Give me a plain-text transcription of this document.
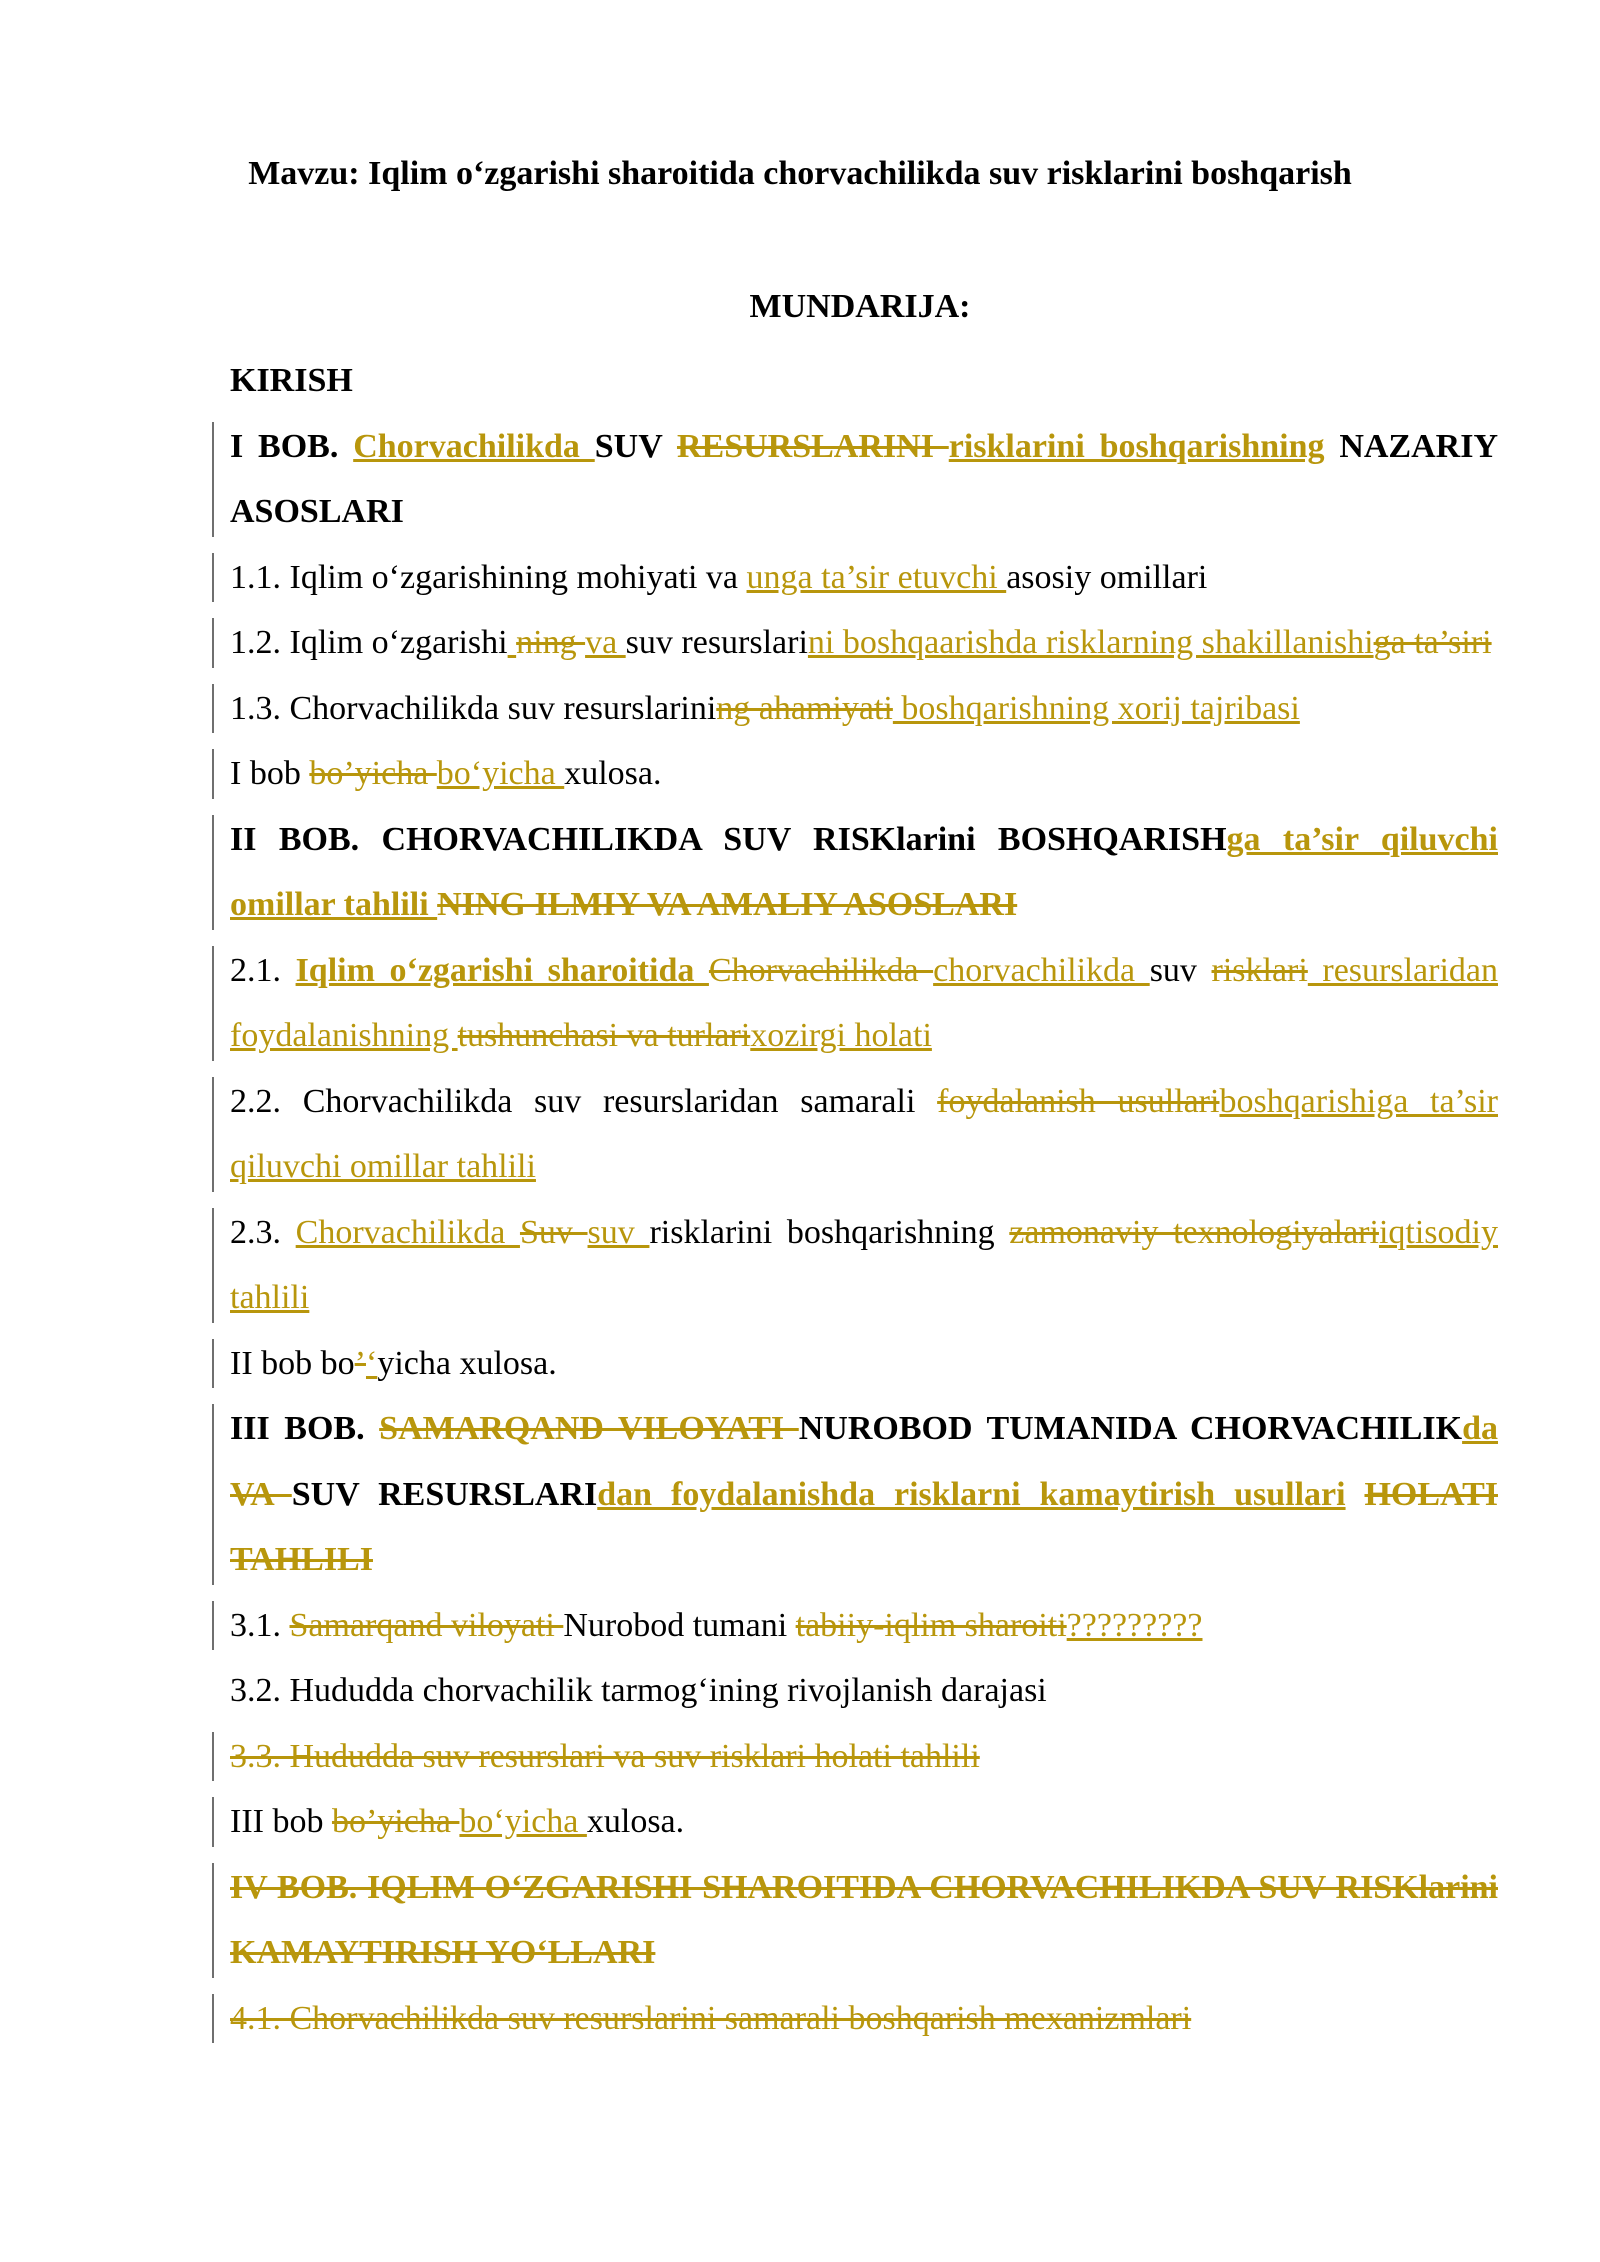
Mavzu: Iqlim o‘zgarishi sharoitida chorvachilikda suv risklarini boshqarish
MUNDARIJA:
KIRISH
I BOB. Chorvachilikda SUV RESURSLARINI risklarini boshqarishning NAZARIY ASOSLARI
1.1. Iqlim o‘zgarishining mohiyati va unga ta’sir etuvchi asosiy omillari
1.2. Iqlim o‘zgarishi ning va suv resurslarini boshqaarishda risklarning shakillanishiga ta’siri
1.3. Chorvachilikda suv resurslarining ahamiyati boshqarishning xorij tajribasi
I bob bo’yicha bo‘yicha xulosa.
II BOB. CHORVACHILIKDA SUV RISKlarini BOSHQARISHga ta’sir qiluvchi omillar tahlili NING ILMIY VA AMALIY ASOSLARI
2.1. Iqlim o‘zgarishi sharoitida Chorvachilikda chorvachilikda suv risklari resurslaridan foydalanishning tushunchasi va turlarixozirgi holati
2.2. Chorvachilikda suv resurslaridan samarali foydalanish usullariboshqarishiga ta’sir qiluvchi omillar tahlili
2.3. Chorvachilikda Suv suv risklarini boshqarishning zamonaviy texnologiyalariiqtisodiy tahlili
II bob bo’‘yicha xulosa.
III BOB. SAMARQAND VILOYATI NUROBOD TUMANIDA CHORVACHILIKda VA SUV RESURSLARIdan foydalanishda risklarni kamaytirish usullari HOLATI TAHLILI
3.1. Samarqand viloyati Nurobod tumani tabiiy-iqlim sharoiti?????????
3.2. Hududda chorvachilik tarmog‘ining rivojlanish darajasi
3.3. Hududda suv resurslari va suv risklari holati tahlili
III bob bo’yicha bo‘yicha xulosa.
IV BOB. IQLIM O‘ZGARISHI SHAROITIDA CHORVACHILIKDA SUV RISKlarini KAMAYTIRISH YO‘LLARI
4.1. Chorvachilikda suv resurslarini samarali boshqarish mexanizmlari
══════════
_Exercise_.
Exclude the pictures. Write out the remaining data exactly.

_Solution_.
Give me a plain-text transcription of this document.
Mavzu: Iqlim o‘zgarishi sharoitida chorvachilikda suv risklarini boshqarish
MUNDARIJA:
KIRISH
I BOB. Chorvachilikda SUV RESURSLARINI risklarini boshqarishning NAZARIY ASOSLARI
1.1. Iqlim o‘zgarishining mohiyati va unga ta’sir etuvchi asosiy omillari
1.2. Iqlim o‘zgarishi ning va suv resurslarini boshqaarishda risklarning shakillanishiga ta’siri
1.3. Chorvachilikda suv resurslarining ahamiyati boshqarishning xorij tajribasi
I bob bo’yicha bo‘yicha xulosa.
II BOB. CHORVACHILIKDA SUV RISKlarini BOSHQARISHga ta’sir qiluvchi omillar tahlili NING ILMIY VA AMALIY ASOSLARI
2.1. Iqlim o‘zgarishi sharoitida Chorvachilikda chorvachilikda suv risklari resurslaridan foydalanishning tushunchasi va turlarixozirgi holati
2.2. Chorvachilikda suv resurslaridan samarali foydalanish usullariboshqarishiga ta’sir qiluvchi omillar tahlili
2.3. Chorvachilikda Suv suv risklarini boshqarishning zamonaviy texnologiyalariiqtisodiy tahlili
II bob bo’‘yicha xulosa.
III BOB. SAMARQAND VILOYATI NUROBOD TUMANIDA CHORVACHILIKda VA SUV RESURSLARIdan foydalanishda risklarni kamaytirish usullari HOLATI TAHLILI
3.1. Samarqand viloyati Nurobod tumani tabiiy-iqlim sharoiti?????????
3.2. Hududda chorvachilik tarmog‘ining rivojlanish darajasi
3.3. Hududda suv resurslari va suv risklari holati tahlili
III bob bo’yicha bo‘yicha xulosa.
IV BOB. IQLIM O‘ZGARISHI SHAROITIDA CHORVACHILIKDA SUV RISKlarini KAMAYTIRISH YO‘LLARI
4.1. Chorvachilikda suv resurslarini samarali boshqarish mexanizmlari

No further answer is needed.